Start

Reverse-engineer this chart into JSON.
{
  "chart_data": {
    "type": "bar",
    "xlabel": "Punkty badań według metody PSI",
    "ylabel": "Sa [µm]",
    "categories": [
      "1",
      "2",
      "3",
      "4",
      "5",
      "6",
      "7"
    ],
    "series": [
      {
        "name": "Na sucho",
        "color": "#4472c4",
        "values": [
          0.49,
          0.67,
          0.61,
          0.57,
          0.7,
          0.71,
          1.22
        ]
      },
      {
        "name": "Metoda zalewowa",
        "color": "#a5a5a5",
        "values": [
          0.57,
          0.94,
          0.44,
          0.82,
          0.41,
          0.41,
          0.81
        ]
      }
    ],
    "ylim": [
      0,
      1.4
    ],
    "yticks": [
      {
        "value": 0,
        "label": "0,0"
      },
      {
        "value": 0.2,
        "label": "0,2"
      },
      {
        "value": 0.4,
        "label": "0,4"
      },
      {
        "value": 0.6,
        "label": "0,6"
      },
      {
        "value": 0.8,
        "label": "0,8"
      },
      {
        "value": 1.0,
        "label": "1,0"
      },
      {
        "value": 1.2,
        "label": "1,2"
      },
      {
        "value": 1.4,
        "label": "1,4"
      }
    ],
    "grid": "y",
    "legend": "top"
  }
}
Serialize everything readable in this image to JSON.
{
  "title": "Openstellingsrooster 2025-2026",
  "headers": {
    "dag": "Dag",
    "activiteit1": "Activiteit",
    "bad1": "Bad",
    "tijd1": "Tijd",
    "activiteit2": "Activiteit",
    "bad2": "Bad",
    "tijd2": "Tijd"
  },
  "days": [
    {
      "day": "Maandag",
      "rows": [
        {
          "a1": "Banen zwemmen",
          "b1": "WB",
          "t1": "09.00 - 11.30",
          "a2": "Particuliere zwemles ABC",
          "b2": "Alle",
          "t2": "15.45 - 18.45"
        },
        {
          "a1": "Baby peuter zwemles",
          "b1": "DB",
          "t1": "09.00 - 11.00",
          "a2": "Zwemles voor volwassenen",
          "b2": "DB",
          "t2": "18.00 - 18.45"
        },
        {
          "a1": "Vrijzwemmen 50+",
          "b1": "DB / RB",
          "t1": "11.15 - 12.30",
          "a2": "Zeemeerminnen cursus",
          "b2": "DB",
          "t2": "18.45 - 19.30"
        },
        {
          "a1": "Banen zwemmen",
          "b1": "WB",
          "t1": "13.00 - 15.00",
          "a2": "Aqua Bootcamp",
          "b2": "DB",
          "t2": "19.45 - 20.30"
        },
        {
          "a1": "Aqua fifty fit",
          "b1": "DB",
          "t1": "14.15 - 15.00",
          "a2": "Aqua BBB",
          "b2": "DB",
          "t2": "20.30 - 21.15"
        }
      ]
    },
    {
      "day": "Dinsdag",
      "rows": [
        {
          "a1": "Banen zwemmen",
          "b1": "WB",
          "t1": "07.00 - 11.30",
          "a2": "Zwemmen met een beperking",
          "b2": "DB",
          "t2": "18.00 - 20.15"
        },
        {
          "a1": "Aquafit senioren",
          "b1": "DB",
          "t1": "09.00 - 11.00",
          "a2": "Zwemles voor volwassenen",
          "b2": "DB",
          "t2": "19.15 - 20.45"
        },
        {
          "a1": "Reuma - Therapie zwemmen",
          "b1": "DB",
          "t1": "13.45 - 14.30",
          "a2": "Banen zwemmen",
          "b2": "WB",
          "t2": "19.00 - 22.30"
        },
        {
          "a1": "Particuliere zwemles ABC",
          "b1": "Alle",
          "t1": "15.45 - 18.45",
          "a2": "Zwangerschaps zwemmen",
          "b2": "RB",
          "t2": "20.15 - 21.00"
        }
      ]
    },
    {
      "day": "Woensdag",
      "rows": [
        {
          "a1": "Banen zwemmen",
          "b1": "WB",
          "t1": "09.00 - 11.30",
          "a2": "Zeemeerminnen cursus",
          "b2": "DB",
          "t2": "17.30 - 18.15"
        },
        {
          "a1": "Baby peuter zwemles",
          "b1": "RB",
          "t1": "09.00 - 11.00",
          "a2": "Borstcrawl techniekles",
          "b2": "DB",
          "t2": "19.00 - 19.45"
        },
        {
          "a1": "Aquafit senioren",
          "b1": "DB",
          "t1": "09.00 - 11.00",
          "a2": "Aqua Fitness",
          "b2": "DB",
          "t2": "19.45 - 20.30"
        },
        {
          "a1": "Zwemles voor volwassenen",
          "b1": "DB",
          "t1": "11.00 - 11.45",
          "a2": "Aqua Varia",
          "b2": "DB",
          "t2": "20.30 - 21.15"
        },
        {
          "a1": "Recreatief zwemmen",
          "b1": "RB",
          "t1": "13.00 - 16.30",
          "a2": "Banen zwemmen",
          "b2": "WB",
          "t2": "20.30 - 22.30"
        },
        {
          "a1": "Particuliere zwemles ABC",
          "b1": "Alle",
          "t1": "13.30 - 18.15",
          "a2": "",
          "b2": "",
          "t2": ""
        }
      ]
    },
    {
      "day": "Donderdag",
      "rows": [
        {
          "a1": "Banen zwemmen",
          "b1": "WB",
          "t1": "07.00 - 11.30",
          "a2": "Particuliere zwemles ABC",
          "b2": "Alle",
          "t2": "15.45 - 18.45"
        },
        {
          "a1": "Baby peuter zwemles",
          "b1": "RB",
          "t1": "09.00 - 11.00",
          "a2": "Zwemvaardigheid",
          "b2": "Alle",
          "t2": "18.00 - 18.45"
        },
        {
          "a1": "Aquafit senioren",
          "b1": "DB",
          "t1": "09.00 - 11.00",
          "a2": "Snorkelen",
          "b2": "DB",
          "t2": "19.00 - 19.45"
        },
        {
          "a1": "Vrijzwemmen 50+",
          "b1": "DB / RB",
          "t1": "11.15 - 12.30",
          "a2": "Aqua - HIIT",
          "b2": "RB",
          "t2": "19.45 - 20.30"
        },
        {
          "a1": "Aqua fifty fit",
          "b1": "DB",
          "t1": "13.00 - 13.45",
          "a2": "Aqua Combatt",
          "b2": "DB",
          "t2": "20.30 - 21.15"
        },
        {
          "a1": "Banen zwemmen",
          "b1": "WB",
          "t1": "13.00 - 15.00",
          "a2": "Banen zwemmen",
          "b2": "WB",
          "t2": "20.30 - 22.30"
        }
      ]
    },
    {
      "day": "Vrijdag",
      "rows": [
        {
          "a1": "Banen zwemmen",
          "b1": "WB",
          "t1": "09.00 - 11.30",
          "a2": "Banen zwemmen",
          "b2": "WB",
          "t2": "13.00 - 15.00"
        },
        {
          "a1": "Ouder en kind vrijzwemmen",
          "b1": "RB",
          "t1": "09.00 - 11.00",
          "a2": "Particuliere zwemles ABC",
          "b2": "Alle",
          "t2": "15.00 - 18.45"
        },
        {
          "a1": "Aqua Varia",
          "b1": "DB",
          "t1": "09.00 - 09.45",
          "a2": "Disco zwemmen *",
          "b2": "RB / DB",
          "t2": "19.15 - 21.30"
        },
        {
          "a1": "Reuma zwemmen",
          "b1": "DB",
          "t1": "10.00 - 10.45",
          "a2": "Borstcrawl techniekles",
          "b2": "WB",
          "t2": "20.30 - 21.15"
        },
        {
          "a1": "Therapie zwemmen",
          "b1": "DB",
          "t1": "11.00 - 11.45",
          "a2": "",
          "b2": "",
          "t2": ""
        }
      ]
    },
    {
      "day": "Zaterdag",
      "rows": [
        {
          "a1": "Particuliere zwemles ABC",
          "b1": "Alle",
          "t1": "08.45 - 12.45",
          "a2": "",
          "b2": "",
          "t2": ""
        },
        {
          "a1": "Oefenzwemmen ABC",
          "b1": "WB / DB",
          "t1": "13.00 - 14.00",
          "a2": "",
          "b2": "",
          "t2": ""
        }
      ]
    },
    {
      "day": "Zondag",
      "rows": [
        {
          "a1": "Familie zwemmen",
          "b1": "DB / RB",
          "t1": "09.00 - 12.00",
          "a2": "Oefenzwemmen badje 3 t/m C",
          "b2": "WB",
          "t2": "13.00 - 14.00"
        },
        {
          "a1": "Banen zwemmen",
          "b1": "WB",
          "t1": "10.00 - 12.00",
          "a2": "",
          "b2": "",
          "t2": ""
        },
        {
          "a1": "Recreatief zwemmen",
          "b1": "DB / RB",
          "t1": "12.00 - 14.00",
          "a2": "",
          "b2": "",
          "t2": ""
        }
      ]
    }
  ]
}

End

### WHAT IS NEEDED
Count every line in the entries above where the word "this" appears; respond with the number alone.

### THE RESPONSE
2